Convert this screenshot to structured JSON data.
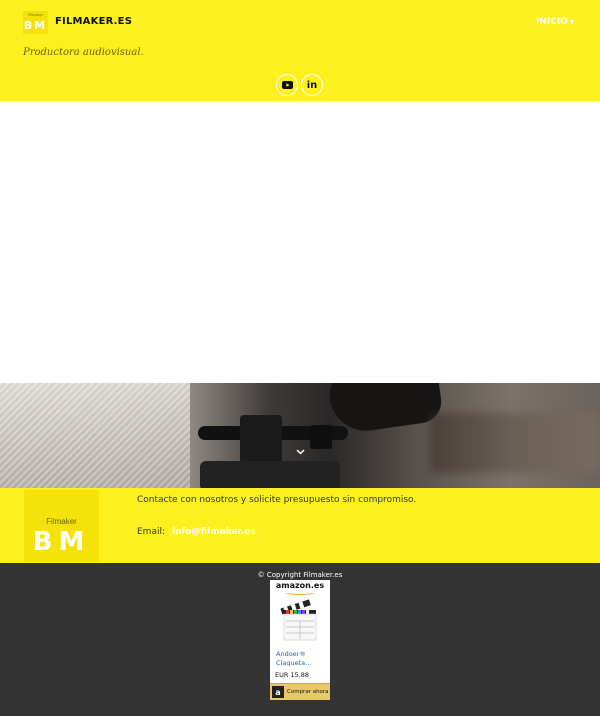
{
  "header": {
    "logo_top_text": "Filmaker",
    "logo_letters": "BM",
    "site_title": "FILMAKER.ES",
    "tagline": "Productora audiovisual.",
    "nav": {
      "inicio_label": "INICIO"
    },
    "social": [
      {
        "name": "youtube-icon"
      },
      {
        "name": "linkedin-icon",
        "glyph": "in"
      }
    ],
    "colors": {
      "brand_yellow": "#fdf01f",
      "white": "#ffffff"
    }
  },
  "contact": {
    "logo_name": "Filmaker",
    "logo_letters": "BM",
    "text": "Contacte con nosotros y solicite presupuesto sin compromiso.",
    "email_label": "Email:",
    "email_value": "info@filmaker.es"
  },
  "footer": {
    "copyright": "© Copyright  Filmaker.es",
    "background": "#333333"
  },
  "amazon_widget": {
    "logo": "amazon.es",
    "product_title_line1": "Andoer®",
    "product_title_line2": "Claqueta...",
    "price": "EUR 15,88",
    "buy_icon": "a",
    "buy_label": "Comprar ahora"
  }
}
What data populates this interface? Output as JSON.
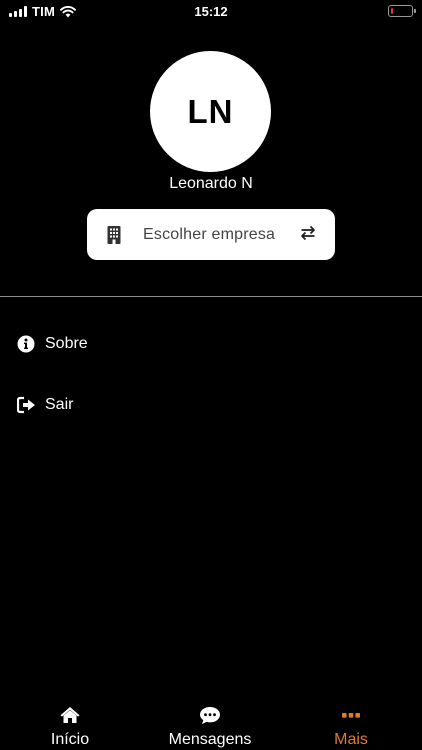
{
  "status_bar": {
    "carrier": "TIM",
    "time": "15:12",
    "battery_level": 0.1,
    "battery_color": "#e8322f"
  },
  "profile": {
    "initials": "LN",
    "name": "Leonardo N"
  },
  "company_selector": {
    "label": "Escolher empresa",
    "icon": "building-icon",
    "action_icon": "swap-arrows-icon"
  },
  "menu": {
    "items": [
      {
        "label": "Sobre",
        "icon": "info-circle-icon"
      },
      {
        "label": "Sair",
        "icon": "sign-out-icon"
      }
    ]
  },
  "tab_bar": {
    "active_color": "#e07a2e",
    "tabs": [
      {
        "label": "Início",
        "icon": "home-icon",
        "active": false
      },
      {
        "label": "Mensagens",
        "icon": "chat-bubble-icon",
        "active": false
      },
      {
        "label": "Mais",
        "icon": "more-dots-icon",
        "active": true
      }
    ]
  }
}
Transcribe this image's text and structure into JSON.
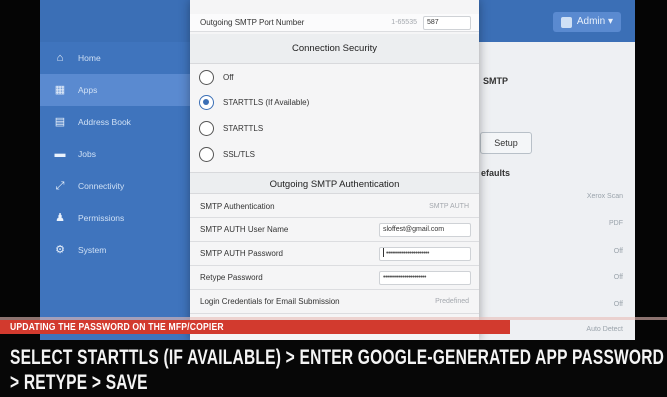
{
  "topbar": {
    "admin_label": "Admin ▾"
  },
  "sidebar": {
    "items": [
      {
        "label": "Home",
        "icon": "home-icon",
        "glyph": "⌂"
      },
      {
        "label": "Apps",
        "icon": "apps-icon",
        "glyph": "▦",
        "active": true
      },
      {
        "label": "Address Book",
        "icon": "address-book-icon",
        "glyph": "▤"
      },
      {
        "label": "Jobs",
        "icon": "jobs-icon",
        "glyph": "▬"
      },
      {
        "label": "Connectivity",
        "icon": "connectivity-icon",
        "glyph": "⤢"
      },
      {
        "label": "Permissions",
        "icon": "permissions-icon",
        "glyph": "♟"
      },
      {
        "label": "System",
        "icon": "system-icon",
        "glyph": "⚙"
      }
    ]
  },
  "background": {
    "smtp_label": "SMTP",
    "setup_label": "Setup",
    "defaults_label": "efaults",
    "values": [
      "Xerox Scan",
      "PDF",
      "Off",
      "Off",
      "Off",
      "Auto Detect"
    ],
    "letter_to": "To",
    "letter_di": "Di"
  },
  "modal": {
    "port_label": "Outgoing SMTP Port Number",
    "port_hint": "1-65535",
    "port_value": "587",
    "security_heading": "Connection Security",
    "security_options": [
      {
        "label": "Off",
        "selected": false
      },
      {
        "label": "STARTTLS (If Available)",
        "selected": true
      },
      {
        "label": "STARTTLS",
        "selected": false
      },
      {
        "label": "SSL/TLS",
        "selected": false
      }
    ],
    "auth_heading": "Outgoing SMTP Authentication",
    "auth_label": "SMTP Authentication",
    "auth_value": "SMTP AUTH",
    "username_label": "SMTP AUTH User Name",
    "username_value": "sloffest@gmail.com",
    "password_label": "SMTP AUTH Password",
    "password_value": "••••••••••••••••••••••",
    "retype_label": "Retype Password",
    "retype_value": "••••••••••••••••••••••",
    "login_label": "Login Credentials for Email Submission",
    "login_value": "Predefined"
  },
  "captions": {
    "subtitle_bar": "UPDATING THE PASSWORD ON THE MFP/COPIER",
    "line1": "SELECT STARTTLS (IF AVAILABLE) > ENTER GOOGLE-GENERATED APP PASSWORD",
    "line2": "> RETYPE > SAVE"
  },
  "colors": {
    "accent": "#3b6fb6",
    "caption_red": "#d23a2e"
  }
}
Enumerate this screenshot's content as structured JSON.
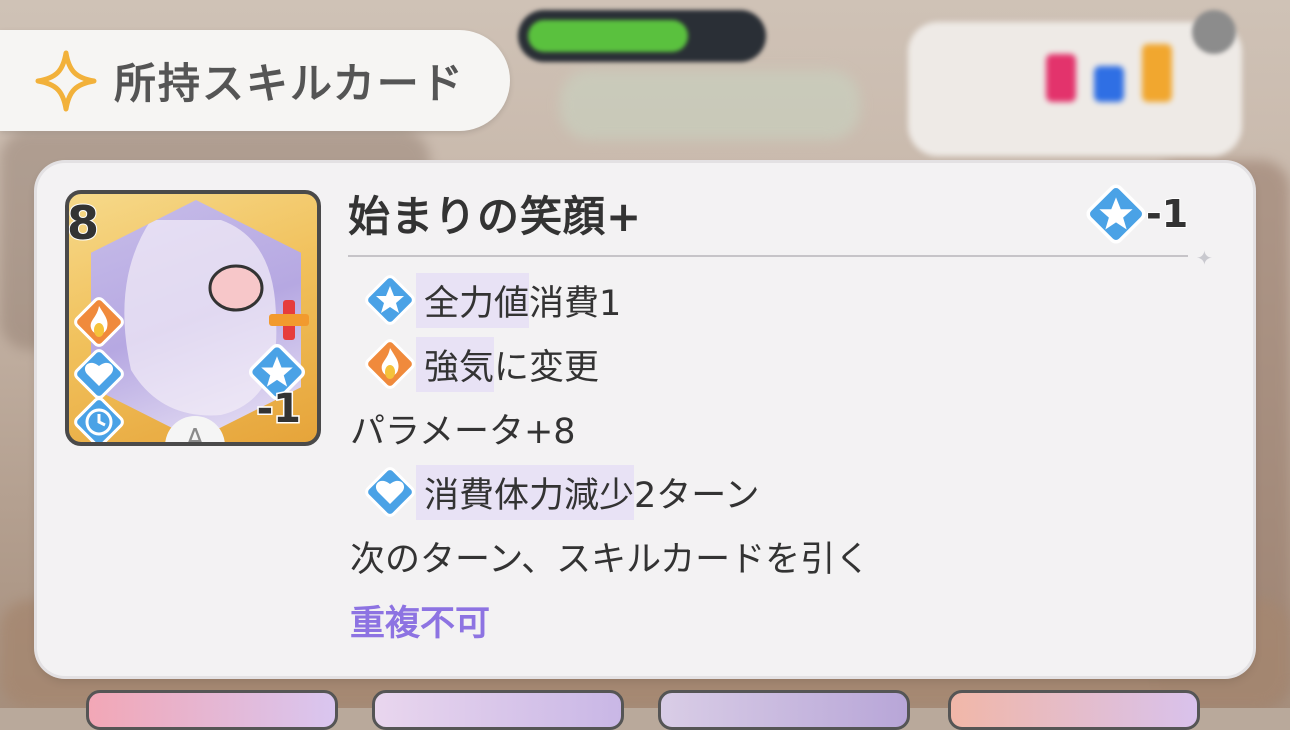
{
  "header": {
    "title": "所持スキルカード",
    "icon": "sparkle-icon"
  },
  "card": {
    "name": "始まりの笑顔+",
    "cost": "8",
    "stamina_cost": "-1",
    "grade": "A",
    "effects": [
      {
        "icon": "star-icon",
        "highlight": "全力値",
        "rest": "消費1"
      },
      {
        "icon": "fire-icon",
        "highlight": "強気",
        "rest": "に変更"
      },
      {
        "icon": "",
        "highlight": "",
        "rest": "パラメータ+8"
      },
      {
        "icon": "heart-icon",
        "highlight": "消費体力減少",
        "rest": "2ターン"
      },
      {
        "icon": "",
        "highlight": "",
        "rest": "次のターン、スキルカードを引く"
      }
    ],
    "restriction": "重複不可"
  },
  "colors": {
    "accent_gold": "#f2b13a",
    "star_blue": "#4aa2e6",
    "fire_orange": "#f08a3c",
    "restriction_purple": "#8d73e2",
    "hp_green": "#5ac13e"
  }
}
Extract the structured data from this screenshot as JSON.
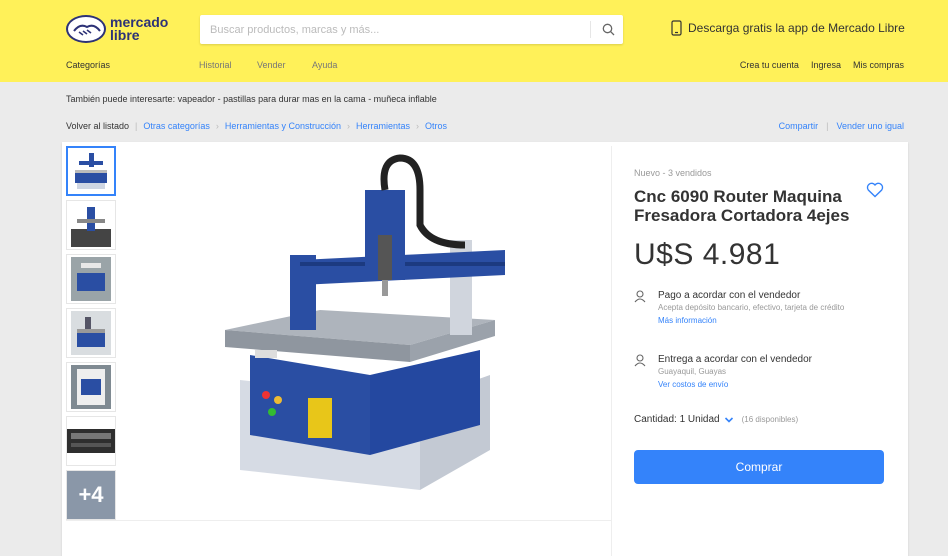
{
  "header": {
    "logo_text_line1": "mercado",
    "logo_text_line2": "libre",
    "search_placeholder": "Buscar productos, marcas y más...",
    "app_promo": "Descarga gratis la app de Mercado Libre",
    "nav": {
      "categories": "Categorías",
      "history": "Historial",
      "sell": "Vender",
      "help": "Ayuda",
      "create_account": "Crea tu cuenta",
      "login": "Ingresa",
      "purchases": "Mis compras"
    }
  },
  "suggestions": {
    "label": "También puede interesarte:",
    "items": "vapeador - pastillas para durar mas en la cama - muñeca inflable"
  },
  "breadcrumb": {
    "back": "Volver al listado",
    "crumbs": [
      "Otras categorías",
      "Herramientas y Construcción",
      "Herramientas",
      "Otros"
    ],
    "share": "Compartir",
    "sell_one": "Vender uno igual"
  },
  "gallery": {
    "more_count": "+4"
  },
  "product": {
    "condition": "Nuevo - 3 vendidos",
    "title": "Cnc 6090 Router Maquina Fresadora Cortadora 4ejes",
    "price": "U$S 4.981",
    "payment_title": "Pago a acordar con el vendedor",
    "payment_sub": "Acepta depósito bancario, efectivo, tarjeta de crédito",
    "payment_link": "Más información",
    "delivery_title": "Entrega a acordar con el vendedor",
    "delivery_sub": "Guayaquil, Guayas",
    "delivery_link": "Ver costos de envío",
    "quantity": "Cantidad: 1 Unidad",
    "available": "(16 disponibles)",
    "buy_label": "Comprar"
  },
  "colors": {
    "header_yellow": "#fff159",
    "accent_blue": "#3483fa",
    "machine_blue": "#2a4ea3"
  }
}
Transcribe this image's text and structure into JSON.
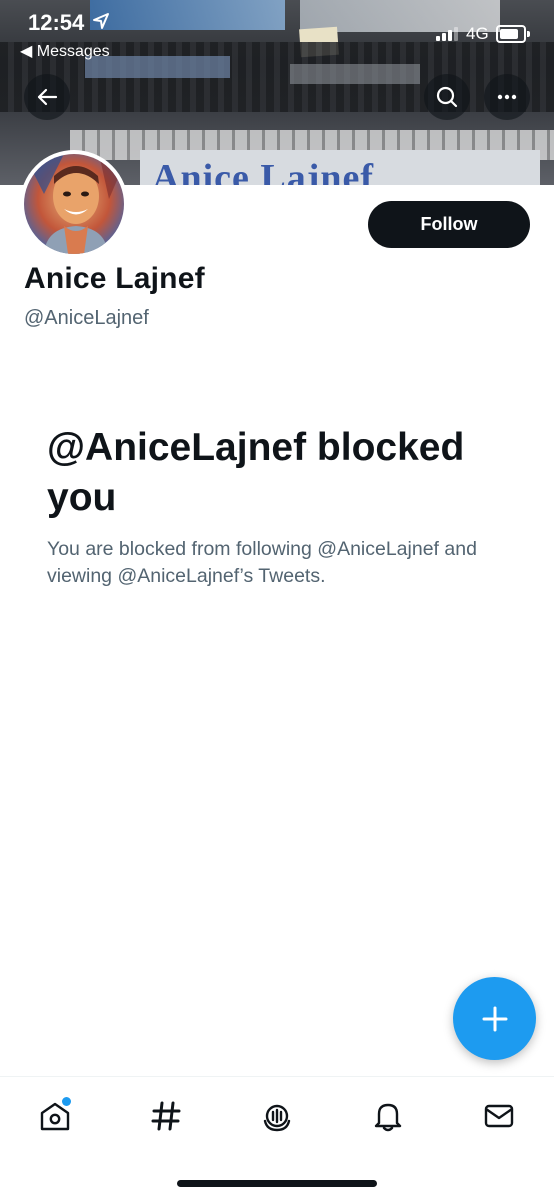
{
  "status_bar": {
    "time": "12:54",
    "back_app": "◀ Messages",
    "network": "4G"
  },
  "profile": {
    "banner_text": "Anice Lajnef",
    "display_name": "Anice Lajnef",
    "handle": "@AniceLajnef",
    "follow_label": "Follow"
  },
  "blocked": {
    "title": "@AniceLajnef blocked you",
    "description": "You are blocked from following @AniceLajnef and viewing @AniceLajnef’s Tweets."
  },
  "icons": {
    "back": "arrow-left-icon",
    "search": "search-icon",
    "more": "more-icon",
    "compose": "plus-icon",
    "nav": [
      "home-icon",
      "hashtag-icon",
      "spaces-icon",
      "bell-icon",
      "mail-icon"
    ]
  },
  "colors": {
    "accent": "#1d9bf0",
    "text": "#0f1419",
    "secondary": "#536471"
  },
  "nav": {
    "home_has_notification": true
  }
}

######

Requirement -> Tell how many lines hold the string "true", giving the number and nothing else.

Task result -> 4